=== TASK OBJECTIVE ===
Copy the listing below line for line, with nothing changed.

=== Raw listing ===
---------------
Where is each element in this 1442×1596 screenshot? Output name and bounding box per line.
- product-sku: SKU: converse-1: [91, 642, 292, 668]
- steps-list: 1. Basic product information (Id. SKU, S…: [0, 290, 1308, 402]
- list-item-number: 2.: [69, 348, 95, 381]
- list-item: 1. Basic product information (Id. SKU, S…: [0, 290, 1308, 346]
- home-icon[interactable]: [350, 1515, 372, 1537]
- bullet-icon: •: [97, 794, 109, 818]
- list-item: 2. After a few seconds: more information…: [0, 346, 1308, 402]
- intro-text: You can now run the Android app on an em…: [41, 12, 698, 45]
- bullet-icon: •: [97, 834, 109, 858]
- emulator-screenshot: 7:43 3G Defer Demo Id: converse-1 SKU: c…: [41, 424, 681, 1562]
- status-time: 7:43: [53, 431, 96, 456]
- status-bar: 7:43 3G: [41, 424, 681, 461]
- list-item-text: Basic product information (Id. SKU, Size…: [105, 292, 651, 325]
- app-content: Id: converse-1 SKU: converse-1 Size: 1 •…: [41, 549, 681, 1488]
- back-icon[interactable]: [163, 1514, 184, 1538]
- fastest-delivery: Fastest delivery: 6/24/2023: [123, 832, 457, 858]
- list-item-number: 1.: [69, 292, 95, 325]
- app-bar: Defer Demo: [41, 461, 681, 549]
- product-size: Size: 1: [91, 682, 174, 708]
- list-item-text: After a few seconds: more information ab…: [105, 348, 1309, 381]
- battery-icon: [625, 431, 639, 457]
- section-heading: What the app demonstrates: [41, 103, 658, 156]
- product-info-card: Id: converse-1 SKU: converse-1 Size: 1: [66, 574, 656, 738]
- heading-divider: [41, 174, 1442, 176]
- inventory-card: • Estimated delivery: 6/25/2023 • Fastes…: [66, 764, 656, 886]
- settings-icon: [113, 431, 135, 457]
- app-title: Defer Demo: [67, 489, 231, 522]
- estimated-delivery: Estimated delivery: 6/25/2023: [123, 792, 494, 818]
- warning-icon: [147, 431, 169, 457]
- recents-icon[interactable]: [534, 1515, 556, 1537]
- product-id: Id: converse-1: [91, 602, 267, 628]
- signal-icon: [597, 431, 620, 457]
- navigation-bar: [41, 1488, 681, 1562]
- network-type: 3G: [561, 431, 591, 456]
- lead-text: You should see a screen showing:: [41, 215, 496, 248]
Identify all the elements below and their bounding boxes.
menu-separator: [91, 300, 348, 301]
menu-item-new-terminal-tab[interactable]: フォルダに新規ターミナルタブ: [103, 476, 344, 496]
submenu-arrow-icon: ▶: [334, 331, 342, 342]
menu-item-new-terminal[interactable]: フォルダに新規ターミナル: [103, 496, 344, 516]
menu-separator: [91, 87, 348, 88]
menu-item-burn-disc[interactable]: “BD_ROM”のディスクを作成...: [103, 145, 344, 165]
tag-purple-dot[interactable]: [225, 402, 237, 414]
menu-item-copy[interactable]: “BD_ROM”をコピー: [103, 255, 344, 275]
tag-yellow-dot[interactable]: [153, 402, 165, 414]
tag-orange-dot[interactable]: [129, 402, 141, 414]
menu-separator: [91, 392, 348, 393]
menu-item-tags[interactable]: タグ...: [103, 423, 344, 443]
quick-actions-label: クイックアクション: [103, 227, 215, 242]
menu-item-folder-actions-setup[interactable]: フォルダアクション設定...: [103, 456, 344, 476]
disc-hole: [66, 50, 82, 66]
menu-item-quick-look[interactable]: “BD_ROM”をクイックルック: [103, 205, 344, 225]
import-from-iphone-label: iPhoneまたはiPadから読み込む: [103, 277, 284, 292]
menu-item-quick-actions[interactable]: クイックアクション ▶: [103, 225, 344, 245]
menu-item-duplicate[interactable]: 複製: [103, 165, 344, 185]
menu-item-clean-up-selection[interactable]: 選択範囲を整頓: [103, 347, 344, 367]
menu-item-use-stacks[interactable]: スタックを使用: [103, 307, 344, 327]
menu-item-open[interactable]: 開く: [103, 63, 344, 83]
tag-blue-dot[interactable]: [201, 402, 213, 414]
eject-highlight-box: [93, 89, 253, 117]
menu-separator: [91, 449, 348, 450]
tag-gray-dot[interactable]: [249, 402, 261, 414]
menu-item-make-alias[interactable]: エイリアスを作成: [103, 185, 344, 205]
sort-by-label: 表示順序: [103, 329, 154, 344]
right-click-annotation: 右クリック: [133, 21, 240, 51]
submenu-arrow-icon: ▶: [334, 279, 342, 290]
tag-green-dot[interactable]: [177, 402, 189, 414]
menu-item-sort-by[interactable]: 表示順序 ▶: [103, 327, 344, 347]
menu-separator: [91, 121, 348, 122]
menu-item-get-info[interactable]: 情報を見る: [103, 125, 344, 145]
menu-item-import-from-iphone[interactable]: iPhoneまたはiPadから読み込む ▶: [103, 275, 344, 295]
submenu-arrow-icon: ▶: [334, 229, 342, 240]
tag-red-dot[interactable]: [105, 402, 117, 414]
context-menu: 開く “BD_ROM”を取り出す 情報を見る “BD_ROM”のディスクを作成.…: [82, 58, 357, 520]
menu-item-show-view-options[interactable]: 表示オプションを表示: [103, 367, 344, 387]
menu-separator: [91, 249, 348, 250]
---------------
=== ANSWER ===
Where is each element in this 1442×1596 screenshot? Output name and bounding box per line.
- product-sku: SKU: converse-1: [91, 642, 292, 668]
- steps-list: 1. Basic product information (Id. SKU, S…: [0, 290, 1308, 402]
- list-item-number: 2.: [69, 348, 95, 381]
- list-item: 1. Basic product information (Id. SKU, S…: [0, 290, 1308, 346]
- home-icon[interactable]: [350, 1515, 372, 1537]
- bullet-icon: •: [97, 794, 109, 818]
- list-item: 2. After a few seconds: more information…: [0, 346, 1308, 402]
- intro-text: You can now run the Android app on an em…: [41, 12, 698, 45]
- bullet-icon: •: [97, 834, 109, 858]
- emulator-screenshot: 7:43 3G Defer Demo Id: converse-1 SKU: c…: [41, 424, 681, 1562]
- status-time: 7:43: [53, 431, 96, 456]
- status-bar: 7:43 3G: [41, 424, 681, 461]
- list-item-text: Basic product information (Id. SKU, Size…: [105, 292, 651, 325]
- app-content: Id: converse-1 SKU: converse-1 Size: 1 •…: [41, 549, 681, 1488]
- back-icon[interactable]: [163, 1514, 184, 1538]
- fastest-delivery: Fastest delivery: 6/24/2023: [123, 832, 457, 858]
- list-item-number: 1.: [69, 292, 95, 325]
- app-bar: Defer Demo: [41, 461, 681, 549]
- product-size: Size: 1: [91, 682, 174, 708]
- list-item-text: After a few seconds: more information ab…: [105, 348, 1309, 381]
- battery-icon: [625, 431, 639, 457]
- section-heading: What the app demonstrates: [41, 103, 658, 156]
- product-info-card: Id: converse-1 SKU: converse-1 Size: 1: [66, 574, 656, 738]
- heading-divider: [41, 174, 1442, 176]
- inventory-card: • Estimated delivery: 6/25/2023 • Fastes…: [66, 764, 656, 886]
- settings-icon: [113, 431, 135, 457]
- app-title: Defer Demo: [67, 489, 231, 522]
- estimated-delivery: Estimated delivery: 6/25/2023: [123, 792, 494, 818]
- warning-icon: [147, 431, 169, 457]
- recents-icon[interactable]: [534, 1515, 556, 1537]
- product-id: Id: converse-1: [91, 602, 267, 628]
- signal-icon: [597, 431, 620, 457]
- navigation-bar: [41, 1488, 681, 1562]
- network-type: 3G: [561, 431, 591, 456]
- lead-text: You should see a screen showing:: [41, 215, 496, 248]
Identify all the elements below and their bounding boxes.
menu-separator: [91, 300, 348, 301]
menu-item-new-terminal-tab[interactable]: フォルダに新規ターミナルタブ: [103, 476, 344, 496]
submenu-arrow-icon: ▶: [334, 331, 342, 342]
menu-item-new-terminal[interactable]: フォルダに新規ターミナル: [103, 496, 344, 516]
menu-separator: [91, 87, 348, 88]
menu-item-burn-disc[interactable]: “BD_ROM”のディスクを作成...: [103, 145, 344, 165]
tag-purple-dot[interactable]: [225, 402, 237, 414]
menu-item-copy[interactable]: “BD_ROM”をコピー: [103, 255, 344, 275]
tag-yellow-dot[interactable]: [153, 402, 165, 414]
tag-orange-dot[interactable]: [129, 402, 141, 414]
menu-separator: [91, 392, 348, 393]
menu-item-tags[interactable]: タグ...: [103, 423, 344, 443]
quick-actions-label: クイックアクション: [103, 227, 215, 242]
menu-item-folder-actions-setup[interactable]: フォルダアクション設定...: [103, 456, 344, 476]
disc-hole: [66, 50, 82, 66]
menu-item-quick-look[interactable]: “BD_ROM”をクイックルック: [103, 205, 344, 225]
import-from-iphone-label: iPhoneまたはiPadから読み込む: [103, 277, 284, 292]
menu-item-quick-actions[interactable]: クイックアクション ▶: [103, 225, 344, 245]
menu-item-duplicate[interactable]: 複製: [103, 165, 344, 185]
menu-item-clean-up-selection[interactable]: 選択範囲を整頓: [103, 347, 344, 367]
menu-item-use-stacks[interactable]: スタックを使用: [103, 307, 344, 327]
menu-item-open[interactable]: 開く: [103, 63, 344, 83]
tag-blue-dot[interactable]: [201, 402, 213, 414]
eject-highlight-box: [93, 89, 253, 117]
menu-separator: [91, 449, 348, 450]
tag-gray-dot[interactable]: [249, 402, 261, 414]
menu-item-make-alias[interactable]: エイリアスを作成: [103, 185, 344, 205]
sort-by-label: 表示順序: [103, 329, 154, 344]
right-click-annotation: 右クリック: [133, 21, 240, 51]
submenu-arrow-icon: ▶: [334, 279, 342, 290]
tag-green-dot[interactable]: [177, 402, 189, 414]
menu-item-sort-by[interactable]: 表示順序 ▶: [103, 327, 344, 347]
menu-separator: [91, 121, 348, 122]
menu-item-get-info[interactable]: 情報を見る: [103, 125, 344, 145]
menu-item-import-from-iphone[interactable]: iPhoneまたはiPadから読み込む ▶: [103, 275, 344, 295]
submenu-arrow-icon: ▶: [334, 229, 342, 240]
tag-red-dot[interactable]: [105, 402, 117, 414]
context-menu: 開く “BD_ROM”を取り出す 情報を見る “BD_ROM”のディスクを作成.…: [82, 58, 357, 520]
menu-item-show-view-options[interactable]: 表示オプションを表示: [103, 367, 344, 387]
menu-separator: [91, 249, 348, 250]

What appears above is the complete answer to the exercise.